DIRECTIONS:
Could you reproduce the rows below character for character, starting with the first one and ending after the line containing "svg-text:-2: -2 [282, 345, 290, 354]"?

** START OF PROVIDED DATA **

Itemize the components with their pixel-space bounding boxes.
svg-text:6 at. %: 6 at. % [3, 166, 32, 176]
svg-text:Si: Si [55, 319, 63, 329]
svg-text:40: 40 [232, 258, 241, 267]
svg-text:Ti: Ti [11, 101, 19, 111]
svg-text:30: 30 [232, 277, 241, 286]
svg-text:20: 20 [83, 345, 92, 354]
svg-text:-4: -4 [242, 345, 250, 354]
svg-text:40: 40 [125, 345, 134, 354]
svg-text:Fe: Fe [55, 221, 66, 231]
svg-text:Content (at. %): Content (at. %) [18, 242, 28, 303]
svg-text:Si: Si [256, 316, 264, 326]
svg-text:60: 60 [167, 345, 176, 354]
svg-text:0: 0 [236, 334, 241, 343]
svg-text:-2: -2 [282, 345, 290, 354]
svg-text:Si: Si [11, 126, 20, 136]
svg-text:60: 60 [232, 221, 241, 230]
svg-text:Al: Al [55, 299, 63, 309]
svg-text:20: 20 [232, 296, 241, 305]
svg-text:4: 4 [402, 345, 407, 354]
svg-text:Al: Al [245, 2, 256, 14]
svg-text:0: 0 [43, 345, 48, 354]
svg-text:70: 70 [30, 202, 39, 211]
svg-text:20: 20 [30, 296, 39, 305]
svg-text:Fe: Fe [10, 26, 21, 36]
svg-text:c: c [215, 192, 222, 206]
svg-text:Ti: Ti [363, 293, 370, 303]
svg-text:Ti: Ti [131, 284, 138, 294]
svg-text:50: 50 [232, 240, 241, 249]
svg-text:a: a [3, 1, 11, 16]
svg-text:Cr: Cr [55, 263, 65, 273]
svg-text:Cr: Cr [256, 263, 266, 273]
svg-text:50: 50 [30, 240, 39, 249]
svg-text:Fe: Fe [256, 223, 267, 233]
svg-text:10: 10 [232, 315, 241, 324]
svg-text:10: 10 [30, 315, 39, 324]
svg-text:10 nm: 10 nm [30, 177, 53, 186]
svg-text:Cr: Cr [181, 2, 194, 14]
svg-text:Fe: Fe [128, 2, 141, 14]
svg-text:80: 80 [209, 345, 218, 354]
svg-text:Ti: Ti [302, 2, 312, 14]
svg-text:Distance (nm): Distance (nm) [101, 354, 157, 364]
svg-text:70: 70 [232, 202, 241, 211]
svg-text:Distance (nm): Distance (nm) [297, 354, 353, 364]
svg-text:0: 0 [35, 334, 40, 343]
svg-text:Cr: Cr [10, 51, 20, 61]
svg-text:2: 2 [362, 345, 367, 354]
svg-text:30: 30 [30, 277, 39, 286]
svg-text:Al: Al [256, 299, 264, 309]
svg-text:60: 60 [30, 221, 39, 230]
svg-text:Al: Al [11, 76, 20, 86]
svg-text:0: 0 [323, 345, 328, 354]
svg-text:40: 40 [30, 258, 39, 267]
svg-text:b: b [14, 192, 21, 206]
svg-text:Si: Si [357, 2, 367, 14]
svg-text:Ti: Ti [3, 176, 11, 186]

** END OF PROVIDED DATA **

SOLUTION TO THIS PROBLEM:
Itemize the components with their pixel-space bounding boxes.
svg-text:6 at. %: 6 at. % [3, 166, 32, 176]
svg-text:Si: Si [55, 319, 63, 329]
svg-text:40: 40 [232, 258, 241, 267]
svg-text:Ti: Ti [11, 101, 19, 111]
svg-text:30: 30 [232, 277, 241, 286]
svg-text:20: 20 [83, 345, 92, 354]
svg-text:-4: -4 [242, 345, 250, 354]
svg-text:40: 40 [125, 345, 134, 354]
svg-text:Fe: Fe [55, 221, 66, 231]
svg-text:Content (at. %): Content (at. %) [18, 242, 28, 303]
svg-text:Si: Si [256, 316, 264, 326]
svg-text:60: 60 [167, 345, 176, 354]
svg-text:0: 0 [236, 334, 241, 343]
svg-text:-2: -2 [282, 345, 290, 354]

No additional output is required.